[Raw records]
■ ■ ■ ■
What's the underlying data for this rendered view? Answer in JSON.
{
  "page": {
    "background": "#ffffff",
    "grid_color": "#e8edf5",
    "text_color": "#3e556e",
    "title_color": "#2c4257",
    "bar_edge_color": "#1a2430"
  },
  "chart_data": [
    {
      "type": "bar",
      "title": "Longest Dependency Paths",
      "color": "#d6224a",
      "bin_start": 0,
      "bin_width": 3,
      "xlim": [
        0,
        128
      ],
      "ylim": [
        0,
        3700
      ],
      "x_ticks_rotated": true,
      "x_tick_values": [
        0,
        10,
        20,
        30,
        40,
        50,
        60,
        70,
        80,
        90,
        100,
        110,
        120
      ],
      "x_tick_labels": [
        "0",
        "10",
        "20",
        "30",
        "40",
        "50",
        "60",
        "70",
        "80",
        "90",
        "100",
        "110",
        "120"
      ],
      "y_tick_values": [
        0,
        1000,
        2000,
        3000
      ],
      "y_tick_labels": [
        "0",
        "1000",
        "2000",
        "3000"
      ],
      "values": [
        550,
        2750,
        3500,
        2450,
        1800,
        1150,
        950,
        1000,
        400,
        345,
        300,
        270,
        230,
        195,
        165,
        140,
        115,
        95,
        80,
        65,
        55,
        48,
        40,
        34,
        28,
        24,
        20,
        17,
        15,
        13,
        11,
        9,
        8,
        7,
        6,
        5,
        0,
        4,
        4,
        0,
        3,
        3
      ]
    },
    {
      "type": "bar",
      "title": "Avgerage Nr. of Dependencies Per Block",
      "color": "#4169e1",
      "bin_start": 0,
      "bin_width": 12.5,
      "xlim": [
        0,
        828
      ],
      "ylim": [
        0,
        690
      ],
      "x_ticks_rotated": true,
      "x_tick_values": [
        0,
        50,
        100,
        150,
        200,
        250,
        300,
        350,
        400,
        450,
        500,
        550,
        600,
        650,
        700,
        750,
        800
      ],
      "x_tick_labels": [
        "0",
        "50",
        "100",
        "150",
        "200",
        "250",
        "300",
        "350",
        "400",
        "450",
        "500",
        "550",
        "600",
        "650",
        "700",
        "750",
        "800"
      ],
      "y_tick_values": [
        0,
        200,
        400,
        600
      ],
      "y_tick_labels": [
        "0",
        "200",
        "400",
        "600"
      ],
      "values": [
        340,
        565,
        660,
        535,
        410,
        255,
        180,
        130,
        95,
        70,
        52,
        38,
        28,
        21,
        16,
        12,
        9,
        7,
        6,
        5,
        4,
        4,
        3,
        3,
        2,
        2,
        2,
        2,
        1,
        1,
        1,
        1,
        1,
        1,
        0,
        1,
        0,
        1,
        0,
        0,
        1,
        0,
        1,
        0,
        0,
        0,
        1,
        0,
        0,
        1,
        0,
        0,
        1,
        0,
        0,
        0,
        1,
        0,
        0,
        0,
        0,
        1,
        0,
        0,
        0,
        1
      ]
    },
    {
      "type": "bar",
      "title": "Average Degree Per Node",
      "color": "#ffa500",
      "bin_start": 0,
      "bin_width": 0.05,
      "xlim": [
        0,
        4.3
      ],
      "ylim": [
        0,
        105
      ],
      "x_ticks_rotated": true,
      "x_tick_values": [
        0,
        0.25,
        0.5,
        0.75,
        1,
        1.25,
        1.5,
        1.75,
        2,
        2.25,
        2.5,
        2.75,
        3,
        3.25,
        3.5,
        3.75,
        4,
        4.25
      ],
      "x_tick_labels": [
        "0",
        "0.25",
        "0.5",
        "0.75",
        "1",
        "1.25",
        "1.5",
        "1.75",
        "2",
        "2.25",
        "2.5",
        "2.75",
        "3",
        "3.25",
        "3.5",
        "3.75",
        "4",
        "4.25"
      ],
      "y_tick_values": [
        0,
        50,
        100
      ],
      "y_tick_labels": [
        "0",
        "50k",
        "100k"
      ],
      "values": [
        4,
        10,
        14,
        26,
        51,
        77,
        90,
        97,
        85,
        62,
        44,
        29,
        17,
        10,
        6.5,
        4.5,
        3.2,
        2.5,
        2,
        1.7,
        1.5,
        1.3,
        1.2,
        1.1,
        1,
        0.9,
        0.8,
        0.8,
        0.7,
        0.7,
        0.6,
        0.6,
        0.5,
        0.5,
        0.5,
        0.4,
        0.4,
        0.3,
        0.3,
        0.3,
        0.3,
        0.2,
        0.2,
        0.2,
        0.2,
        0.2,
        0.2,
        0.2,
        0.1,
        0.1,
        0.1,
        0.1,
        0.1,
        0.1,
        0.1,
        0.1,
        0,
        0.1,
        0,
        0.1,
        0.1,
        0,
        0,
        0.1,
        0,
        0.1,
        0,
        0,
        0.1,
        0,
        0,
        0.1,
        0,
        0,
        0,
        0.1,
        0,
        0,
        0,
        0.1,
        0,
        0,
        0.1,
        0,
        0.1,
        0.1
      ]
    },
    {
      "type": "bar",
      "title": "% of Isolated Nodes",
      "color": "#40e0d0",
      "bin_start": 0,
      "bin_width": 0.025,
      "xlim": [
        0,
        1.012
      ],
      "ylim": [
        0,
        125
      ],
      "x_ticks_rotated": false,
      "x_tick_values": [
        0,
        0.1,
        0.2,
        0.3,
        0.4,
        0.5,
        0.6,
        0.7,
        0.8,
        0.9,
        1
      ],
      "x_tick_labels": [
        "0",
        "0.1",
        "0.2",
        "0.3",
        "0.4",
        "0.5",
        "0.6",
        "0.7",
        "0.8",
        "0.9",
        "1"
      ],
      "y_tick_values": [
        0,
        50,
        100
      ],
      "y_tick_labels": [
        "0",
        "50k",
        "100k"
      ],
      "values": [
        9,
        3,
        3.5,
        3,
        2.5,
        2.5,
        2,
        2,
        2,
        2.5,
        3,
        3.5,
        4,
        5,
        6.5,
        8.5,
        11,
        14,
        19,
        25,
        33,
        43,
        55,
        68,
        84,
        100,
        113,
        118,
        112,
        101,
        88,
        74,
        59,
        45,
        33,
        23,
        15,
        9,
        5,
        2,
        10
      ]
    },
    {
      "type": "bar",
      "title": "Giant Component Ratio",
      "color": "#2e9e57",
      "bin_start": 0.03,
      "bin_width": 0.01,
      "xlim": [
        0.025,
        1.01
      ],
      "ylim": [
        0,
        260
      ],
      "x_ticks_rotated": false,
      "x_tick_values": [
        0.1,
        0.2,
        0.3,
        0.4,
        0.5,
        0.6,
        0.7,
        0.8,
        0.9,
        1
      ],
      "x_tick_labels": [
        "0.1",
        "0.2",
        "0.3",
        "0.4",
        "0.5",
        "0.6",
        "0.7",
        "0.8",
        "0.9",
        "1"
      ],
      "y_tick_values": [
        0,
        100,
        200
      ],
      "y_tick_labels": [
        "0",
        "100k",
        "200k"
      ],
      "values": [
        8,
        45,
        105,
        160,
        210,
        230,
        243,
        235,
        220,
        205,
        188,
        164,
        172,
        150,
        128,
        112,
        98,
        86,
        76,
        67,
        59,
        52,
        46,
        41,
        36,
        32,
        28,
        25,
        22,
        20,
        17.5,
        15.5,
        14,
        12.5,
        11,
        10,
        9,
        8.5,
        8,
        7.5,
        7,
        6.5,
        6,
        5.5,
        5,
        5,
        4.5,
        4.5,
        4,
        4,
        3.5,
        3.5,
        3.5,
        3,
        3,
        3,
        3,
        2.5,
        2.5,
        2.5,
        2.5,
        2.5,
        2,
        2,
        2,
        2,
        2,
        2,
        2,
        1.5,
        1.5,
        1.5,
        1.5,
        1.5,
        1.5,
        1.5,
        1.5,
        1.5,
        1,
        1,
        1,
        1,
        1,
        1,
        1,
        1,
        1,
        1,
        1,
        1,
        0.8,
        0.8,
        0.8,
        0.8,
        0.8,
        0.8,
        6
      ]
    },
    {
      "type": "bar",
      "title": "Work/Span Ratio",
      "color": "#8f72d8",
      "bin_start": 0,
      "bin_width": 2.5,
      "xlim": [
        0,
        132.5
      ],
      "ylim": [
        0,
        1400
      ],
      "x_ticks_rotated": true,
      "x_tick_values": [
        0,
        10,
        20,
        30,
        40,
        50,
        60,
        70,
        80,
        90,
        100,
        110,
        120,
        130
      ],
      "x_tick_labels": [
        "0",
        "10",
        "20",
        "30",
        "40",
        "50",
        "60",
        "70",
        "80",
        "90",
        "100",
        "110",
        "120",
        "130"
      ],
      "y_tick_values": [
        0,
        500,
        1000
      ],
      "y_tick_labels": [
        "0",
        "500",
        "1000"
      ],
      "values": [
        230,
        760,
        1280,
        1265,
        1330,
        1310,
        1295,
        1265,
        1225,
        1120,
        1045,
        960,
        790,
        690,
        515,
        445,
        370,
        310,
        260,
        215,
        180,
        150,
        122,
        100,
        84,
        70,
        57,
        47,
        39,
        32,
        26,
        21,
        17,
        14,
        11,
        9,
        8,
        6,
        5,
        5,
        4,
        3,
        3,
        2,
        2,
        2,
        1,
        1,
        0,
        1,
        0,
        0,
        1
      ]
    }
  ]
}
■ ■ ■ ■
## What the task requires
Of all the lines in the entries, how many contain the word "Ratio"? Give only the number.

## Answer to this task
2